DIRECTIONS:
Copy each line of the entries beneath that contains the word "EBAF".

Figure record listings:
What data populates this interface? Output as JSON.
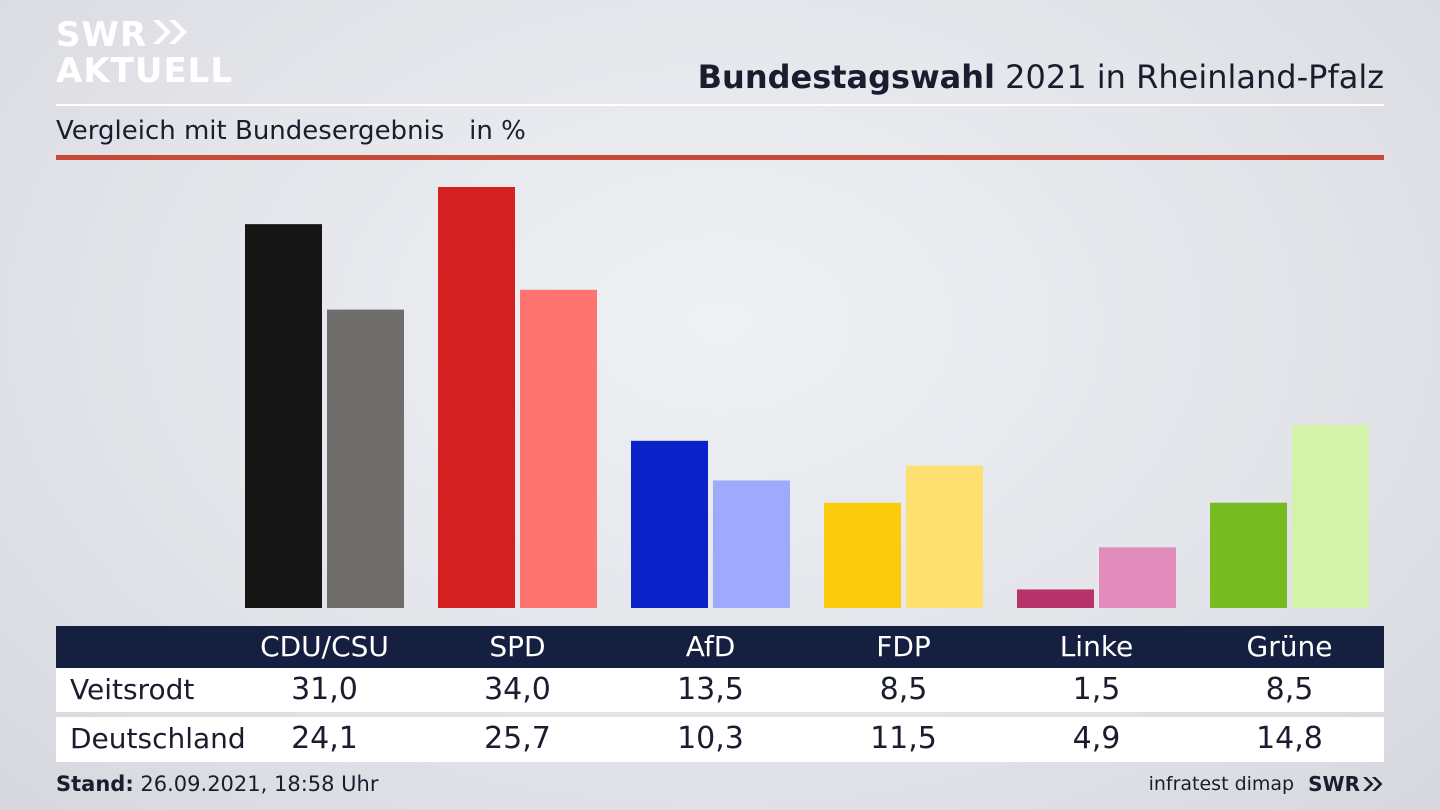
{
  "logo": {
    "line1": "SWR",
    "line2": "AKTUELL"
  },
  "header": {
    "title_bold": "Bundestagswahl",
    "title_rest": " 2021 in Rheinland-Pfalz"
  },
  "subtitle": "Vergleich mit Bundesergebnis   in %",
  "chart_data": {
    "type": "bar",
    "categories": [
      "CDU/CSU",
      "SPD",
      "AfD",
      "FDP",
      "Linke",
      "Grüne"
    ],
    "series": [
      {
        "name": "Veitsrodt",
        "values": [
          31.0,
          34.0,
          13.5,
          8.5,
          1.5,
          8.5
        ],
        "colors": [
          "#151515",
          "#d42020",
          "#0a22c8",
          "#fccb0c",
          "#b8336a",
          "#76bc20"
        ]
      },
      {
        "name": "Deutschland",
        "values": [
          24.1,
          25.7,
          10.3,
          11.5,
          4.9,
          14.8
        ],
        "colors": [
          "#6f6e6c",
          "#fd7470",
          "#9faafd",
          "#fde070",
          "#e18cba",
          "#d4f2a8"
        ]
      }
    ],
    "display_values": {
      "Veitsrodt": [
        "31,0",
        "34,0",
        "13,5",
        "8,5",
        "1,5",
        "8,5"
      ],
      "Deutschland": [
        "24,1",
        "25,7",
        "10,3",
        "11,5",
        "4,9",
        "14,8"
      ]
    },
    "ylim": [
      0,
      34
    ]
  },
  "footer": {
    "stand_label": "Stand:",
    "stand_value": " 26.09.2021, 18:58 Uhr",
    "source": "infratest dimap",
    "brand": "SWR"
  }
}
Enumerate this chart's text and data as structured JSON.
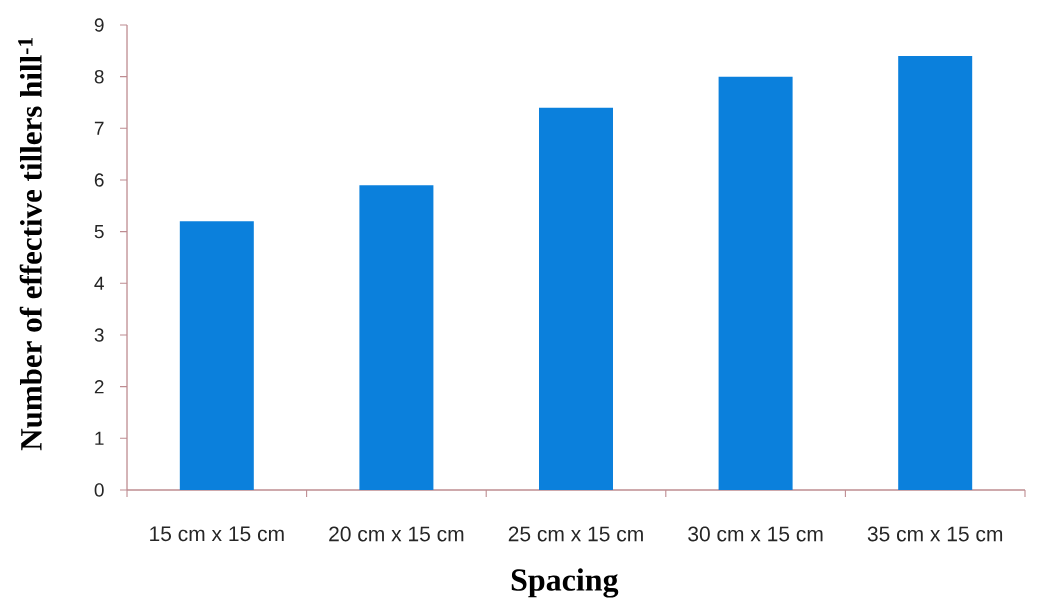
{
  "chart_data": {
    "type": "bar",
    "xlabel": "Spacing",
    "ylabel": "Number of effective tillers hill$^{-1}$",
    "categories": [
      "15 cm x 15 cm",
      "20 cm x 15 cm",
      "25 cm x 15 cm",
      "30 cm x 15 cm",
      "35 cm x 15 cm"
    ],
    "values": [
      5.2,
      5.9,
      7.4,
      8.0,
      8.4
    ],
    "color": "#0b80dc",
    "ylim": [
      0,
      9
    ],
    "yticks": [
      0,
      1,
      2,
      3,
      4,
      5,
      6,
      7,
      8,
      9
    ]
  }
}
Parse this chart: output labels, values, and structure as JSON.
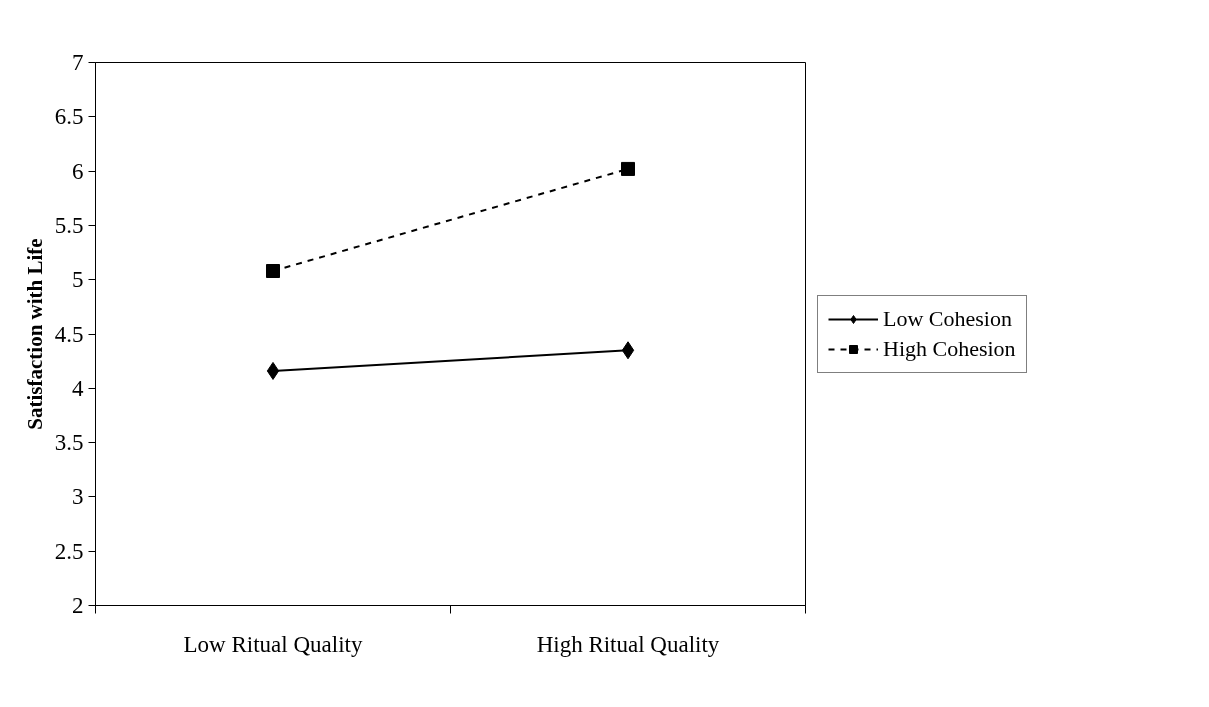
{
  "chart_data": {
    "type": "line",
    "ylabel": "Satisfaction with Life",
    "categories": [
      "Low Ritual Quality",
      "High Ritual Quality"
    ],
    "series": [
      {
        "name": "Low Cohesion",
        "color": "#000000",
        "values": [
          4.16,
          4.35
        ],
        "marker": "diamond",
        "line_style": "solid"
      },
      {
        "name": "High Cohesion",
        "color": "#000000",
        "values": [
          5.08,
          6.02
        ],
        "marker": "square",
        "line_style": "dashed"
      }
    ],
    "ylim": [
      2,
      7
    ],
    "yticks": [
      2,
      2.5,
      3,
      3.5,
      4,
      4.5,
      5,
      5.5,
      6,
      6.5,
      7
    ],
    "grid": false,
    "legend": "right"
  }
}
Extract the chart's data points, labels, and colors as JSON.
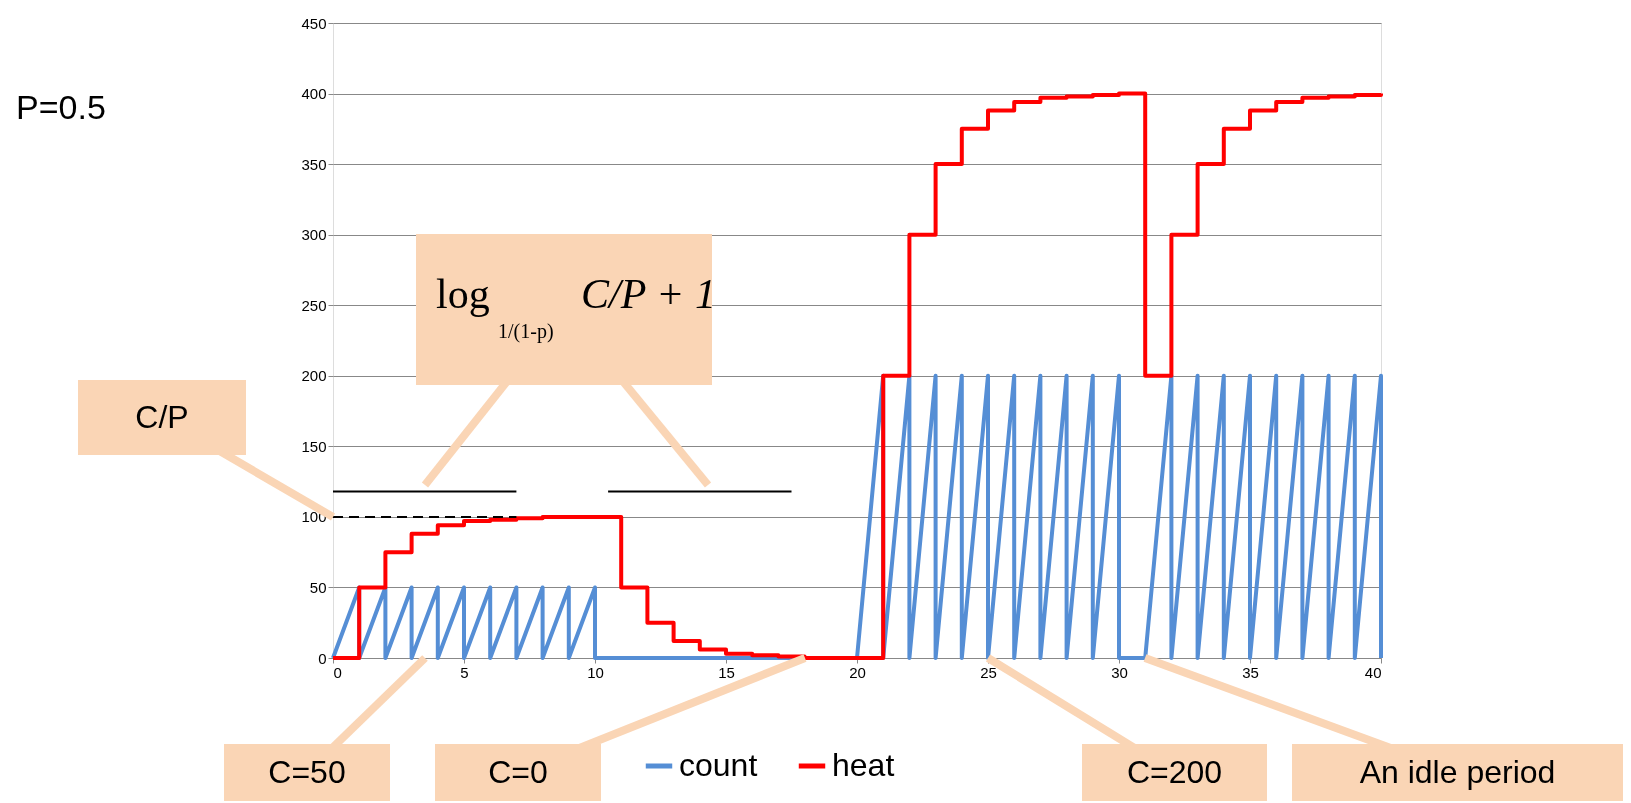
{
  "chart_data": {
    "type": "line",
    "xlim": [
      0,
      40
    ],
    "ylim": [
      0,
      450
    ],
    "xticks": [
      0,
      5,
      10,
      15,
      20,
      25,
      30,
      35,
      40
    ],
    "yticks": [
      0,
      50,
      100,
      150,
      200,
      250,
      300,
      350,
      400,
      450
    ],
    "grid": "y",
    "legend": "bottom",
    "series": [
      {
        "name": "count",
        "color": "#558ed5",
        "x": [
          0,
          1,
          1,
          2,
          2,
          3,
          3,
          4,
          4,
          5,
          5,
          6,
          6,
          7,
          7,
          8,
          8,
          9,
          9,
          10,
          10,
          20,
          21,
          21,
          22,
          22,
          23,
          23,
          24,
          24,
          25,
          25,
          26,
          26,
          27,
          27,
          28,
          28,
          29,
          29,
          30,
          30,
          31,
          32,
          32,
          33,
          33,
          34,
          34,
          35,
          35,
          36,
          36,
          37,
          37,
          38,
          38,
          39,
          39,
          40,
          40
        ],
        "values": [
          0,
          50,
          0,
          50,
          0,
          50,
          0,
          50,
          0,
          50,
          0,
          50,
          0,
          50,
          0,
          50,
          0,
          50,
          0,
          50,
          0,
          0,
          200,
          0,
          200,
          0,
          200,
          0,
          200,
          0,
          200,
          0,
          200,
          0,
          200,
          0,
          200,
          0,
          200,
          0,
          200,
          0,
          0,
          200,
          0,
          200,
          0,
          200,
          0,
          200,
          0,
          200,
          0,
          200,
          0,
          200,
          0,
          200,
          0,
          200,
          0
        ]
      },
      {
        "name": "heat",
        "type": "step",
        "color": "#ff0000",
        "x": [
          0,
          1,
          2,
          3,
          4,
          5,
          6,
          7,
          8,
          9,
          10,
          11,
          12,
          13,
          14,
          15,
          16,
          17,
          18,
          19,
          20,
          21,
          22,
          23,
          24,
          25,
          26,
          27,
          28,
          29,
          30,
          31,
          32,
          33,
          34,
          35,
          36,
          37,
          38,
          39,
          40
        ],
        "values": [
          0,
          50,
          75,
          88,
          94,
          97,
          98,
          99,
          100,
          100,
          100,
          50,
          25,
          12,
          6,
          3,
          2,
          1,
          0,
          0,
          0,
          200,
          300,
          350,
          375,
          388,
          394,
          397,
          398,
          399,
          400,
          200,
          300,
          350,
          375,
          388,
          394,
          397,
          398,
          399,
          400
        ]
      },
      {
        "type": "line",
        "color": "#000000",
        "line_style": "dashed",
        "x": [
          0,
          7
        ],
        "values": [
          100,
          100
        ]
      },
      {
        "type": "line",
        "color": "#000000",
        "x": [
          0,
          7
        ],
        "values": [
          118,
          118
        ]
      },
      {
        "type": "line",
        "color": "#000000",
        "x": [
          10.5,
          17.5
        ],
        "values": [
          118,
          118
        ]
      }
    ],
    "annotations": [
      "P=0.5",
      "C/P",
      "log$_{1/(1-p)}$ C/P + 1",
      "C=50",
      "C=0",
      "C=200",
      "An idle period"
    ]
  }
}
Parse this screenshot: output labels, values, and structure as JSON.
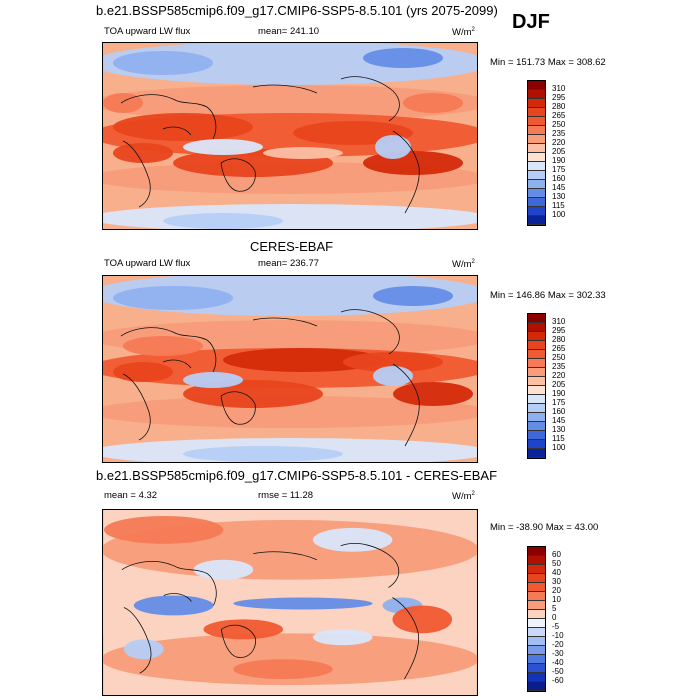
{
  "header": {
    "title": "b.e21.BSSP585cmip6.f09_g17.CMIP6-SSP5-8.5.101 (yrs 2075-2099)",
    "season": "DJF"
  },
  "panels": [
    {
      "variable": "TOA upward LW flux",
      "stat_text": "mean= 241.10",
      "unit": "W/m",
      "unit_sup": "2",
      "minmax": "Min = 151.73 Max = 308.62",
      "colorbar": {
        "labels": [
          "310",
          "295",
          "280",
          "265",
          "250",
          "235",
          "220",
          "205",
          "190",
          "175",
          "160",
          "145",
          "130",
          "115",
          "100"
        ],
        "colors": [
          "#8a0000",
          "#b01000",
          "#d42a0a",
          "#e8441e",
          "#f05a32",
          "#f57a55",
          "#f89c7a",
          "#fbc0a5",
          "#fde2d2",
          "#d9e6fa",
          "#b6cdf5",
          "#8fb0ef",
          "#648de6",
          "#3f68db",
          "#1f43c9",
          "#0a229a"
        ]
      }
    },
    {
      "title": "CERES-EBAF",
      "variable": "TOA upward LW flux",
      "stat_text": "mean= 236.77",
      "unit": "W/m",
      "unit_sup": "2",
      "minmax": "Min = 146.86 Max = 302.33",
      "colorbar": {
        "labels": [
          "310",
          "295",
          "280",
          "265",
          "250",
          "235",
          "220",
          "205",
          "190",
          "175",
          "160",
          "145",
          "130",
          "115",
          "100"
        ],
        "colors": [
          "#8a0000",
          "#b01000",
          "#d42a0a",
          "#e8441e",
          "#f05a32",
          "#f57a55",
          "#f89c7a",
          "#fbc0a5",
          "#fde2d2",
          "#d9e6fa",
          "#b6cdf5",
          "#8fb0ef",
          "#648de6",
          "#3f68db",
          "#1f43c9",
          "#0a229a"
        ]
      }
    },
    {
      "title": "b.e21.BSSP585cmip6.f09_g17.CMIP6-SSP5-8.5.101 - CERES-EBAF",
      "stat_text": "mean =   4.32",
      "rmse_text": "rmse =  11.28",
      "unit": "W/m",
      "unit_sup": "2",
      "minmax": "Min = -38.90 Max =  43.00",
      "colorbar": {
        "labels": [
          "60",
          "50",
          "40",
          "30",
          "20",
          "10",
          "5",
          "0",
          "-5",
          "-10",
          "-20",
          "-30",
          "-40",
          "-50",
          "-60"
        ],
        "colors": [
          "#8a0000",
          "#b01000",
          "#d42a0a",
          "#e8441e",
          "#f05a32",
          "#f57a55",
          "#f89c7a",
          "#fbd3c0",
          "#eef2fb",
          "#c9d8f7",
          "#a2bdf2",
          "#7a9ceb",
          "#4f78e0",
          "#2c52d2",
          "#1433bb",
          "#0a1d8f"
        ]
      }
    }
  ]
}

CORRECT RESPONSE:
      "title": "CERES-EBAF",
      "title": "b.e21.BSSP585cmip6.f09_g17.CMIP6-SSP5-8.5.101 - CERES-EBAF",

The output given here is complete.